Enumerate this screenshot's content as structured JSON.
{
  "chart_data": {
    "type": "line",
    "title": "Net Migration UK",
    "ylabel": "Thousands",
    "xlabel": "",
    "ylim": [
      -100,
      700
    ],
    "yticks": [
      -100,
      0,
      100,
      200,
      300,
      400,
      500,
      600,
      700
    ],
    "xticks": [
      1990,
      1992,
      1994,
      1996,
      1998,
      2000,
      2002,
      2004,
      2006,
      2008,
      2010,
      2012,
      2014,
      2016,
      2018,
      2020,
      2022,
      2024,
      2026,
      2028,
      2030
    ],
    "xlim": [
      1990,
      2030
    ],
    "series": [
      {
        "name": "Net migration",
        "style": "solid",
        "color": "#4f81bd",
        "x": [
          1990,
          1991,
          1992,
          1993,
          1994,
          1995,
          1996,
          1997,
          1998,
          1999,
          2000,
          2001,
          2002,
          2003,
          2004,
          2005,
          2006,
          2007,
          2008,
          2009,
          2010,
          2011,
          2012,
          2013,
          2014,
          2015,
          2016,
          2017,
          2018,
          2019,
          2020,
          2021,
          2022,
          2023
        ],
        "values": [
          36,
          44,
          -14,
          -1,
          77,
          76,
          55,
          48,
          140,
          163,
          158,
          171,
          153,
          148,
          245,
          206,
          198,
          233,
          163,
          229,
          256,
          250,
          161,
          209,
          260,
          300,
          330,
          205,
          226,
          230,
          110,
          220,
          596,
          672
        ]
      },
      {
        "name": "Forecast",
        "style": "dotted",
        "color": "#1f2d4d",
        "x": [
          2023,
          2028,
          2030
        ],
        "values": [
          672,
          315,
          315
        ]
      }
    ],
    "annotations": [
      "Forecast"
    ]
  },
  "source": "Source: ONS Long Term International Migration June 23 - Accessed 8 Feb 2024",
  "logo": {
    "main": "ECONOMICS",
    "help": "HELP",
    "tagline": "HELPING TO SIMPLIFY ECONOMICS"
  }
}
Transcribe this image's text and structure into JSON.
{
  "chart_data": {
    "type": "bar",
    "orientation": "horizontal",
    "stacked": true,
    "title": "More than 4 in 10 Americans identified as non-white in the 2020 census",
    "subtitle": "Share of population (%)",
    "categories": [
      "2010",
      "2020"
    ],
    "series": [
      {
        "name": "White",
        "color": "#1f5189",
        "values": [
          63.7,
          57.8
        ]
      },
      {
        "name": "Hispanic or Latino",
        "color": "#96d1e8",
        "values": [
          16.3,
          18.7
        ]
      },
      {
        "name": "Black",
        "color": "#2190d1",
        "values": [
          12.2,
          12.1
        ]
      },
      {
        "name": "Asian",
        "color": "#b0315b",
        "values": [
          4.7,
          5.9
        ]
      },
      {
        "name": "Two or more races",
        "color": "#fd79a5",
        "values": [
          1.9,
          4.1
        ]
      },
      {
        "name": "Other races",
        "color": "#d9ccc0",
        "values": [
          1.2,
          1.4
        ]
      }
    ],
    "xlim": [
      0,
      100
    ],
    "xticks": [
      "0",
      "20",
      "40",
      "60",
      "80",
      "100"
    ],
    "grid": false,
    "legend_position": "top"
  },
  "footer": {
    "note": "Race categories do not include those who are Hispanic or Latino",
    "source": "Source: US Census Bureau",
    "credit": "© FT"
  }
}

________________

**AIM:**
Every line in the data that holds "races" should be copied out.

**THE OUTPUT:**
        "name": "Two or more races",
        "name": "Other races",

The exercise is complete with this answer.